• STATED GOAL
Make an exact copy of all the records.

• DATASET EXTRACT
## Begin
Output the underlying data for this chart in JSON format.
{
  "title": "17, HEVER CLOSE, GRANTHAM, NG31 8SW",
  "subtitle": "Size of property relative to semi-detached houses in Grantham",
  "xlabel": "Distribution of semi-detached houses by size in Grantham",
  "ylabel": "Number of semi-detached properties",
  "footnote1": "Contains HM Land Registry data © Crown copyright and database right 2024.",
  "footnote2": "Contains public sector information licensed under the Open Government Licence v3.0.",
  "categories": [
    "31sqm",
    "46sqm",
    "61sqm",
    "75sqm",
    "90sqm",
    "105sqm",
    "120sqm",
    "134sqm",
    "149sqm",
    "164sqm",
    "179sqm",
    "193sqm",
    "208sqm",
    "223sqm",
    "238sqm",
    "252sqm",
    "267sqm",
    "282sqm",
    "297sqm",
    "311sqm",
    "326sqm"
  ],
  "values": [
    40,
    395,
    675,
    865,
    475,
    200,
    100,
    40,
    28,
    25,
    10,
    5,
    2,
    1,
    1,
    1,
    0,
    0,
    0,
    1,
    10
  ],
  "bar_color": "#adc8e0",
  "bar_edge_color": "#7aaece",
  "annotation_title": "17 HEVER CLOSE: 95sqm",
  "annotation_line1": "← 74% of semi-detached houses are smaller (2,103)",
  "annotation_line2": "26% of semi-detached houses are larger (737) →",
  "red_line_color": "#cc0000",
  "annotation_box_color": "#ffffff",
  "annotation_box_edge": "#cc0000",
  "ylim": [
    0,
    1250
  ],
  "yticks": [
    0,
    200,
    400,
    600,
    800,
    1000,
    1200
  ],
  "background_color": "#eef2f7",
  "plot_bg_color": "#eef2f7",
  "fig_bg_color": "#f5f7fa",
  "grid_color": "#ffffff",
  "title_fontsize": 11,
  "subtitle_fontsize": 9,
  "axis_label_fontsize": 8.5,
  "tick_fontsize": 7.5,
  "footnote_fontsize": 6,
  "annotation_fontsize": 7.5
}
## End
• ANSWER TO THE PROBLEM
Output the underlying data for this chart in JSON format.
{
  "title": "17, HEVER CLOSE, GRANTHAM, NG31 8SW",
  "subtitle": "Size of property relative to semi-detached houses in Grantham",
  "xlabel": "Distribution of semi-detached houses by size in Grantham",
  "ylabel": "Number of semi-detached properties",
  "footnote1": "Contains HM Land Registry data © Crown copyright and database right 2024.",
  "footnote2": "Contains public sector information licensed under the Open Government Licence v3.0.",
  "categories": [
    "31sqm",
    "46sqm",
    "61sqm",
    "75sqm",
    "90sqm",
    "105sqm",
    "120sqm",
    "134sqm",
    "149sqm",
    "164sqm",
    "179sqm",
    "193sqm",
    "208sqm",
    "223sqm",
    "238sqm",
    "252sqm",
    "267sqm",
    "282sqm",
    "297sqm",
    "311sqm",
    "326sqm"
  ],
  "values": [
    40,
    395,
    675,
    865,
    475,
    200,
    100,
    40,
    28,
    25,
    10,
    5,
    2,
    1,
    1,
    1,
    0,
    0,
    0,
    1,
    10
  ],
  "bar_color": "#adc8e0",
  "bar_edge_color": "#7aaece",
  "annotation_title": "17 HEVER CLOSE: 95sqm",
  "annotation_line1": "← 74% of semi-detached houses are smaller (2,103)",
  "annotation_line2": "26% of semi-detached houses are larger (737) →",
  "red_line_color": "#cc0000",
  "annotation_box_color": "#ffffff",
  "annotation_box_edge": "#cc0000",
  "ylim": [
    0,
    1250
  ],
  "yticks": [
    0,
    200,
    400,
    600,
    800,
    1000,
    1200
  ],
  "background_color": "#eef2f7",
  "plot_bg_color": "#eef2f7",
  "fig_bg_color": "#f5f7fa",
  "grid_color": "#ffffff",
  "title_fontsize": 11,
  "subtitle_fontsize": 9,
  "axis_label_fontsize": 8.5,
  "tick_fontsize": 7.5,
  "footnote_fontsize": 6,
  "annotation_fontsize": 7.5
}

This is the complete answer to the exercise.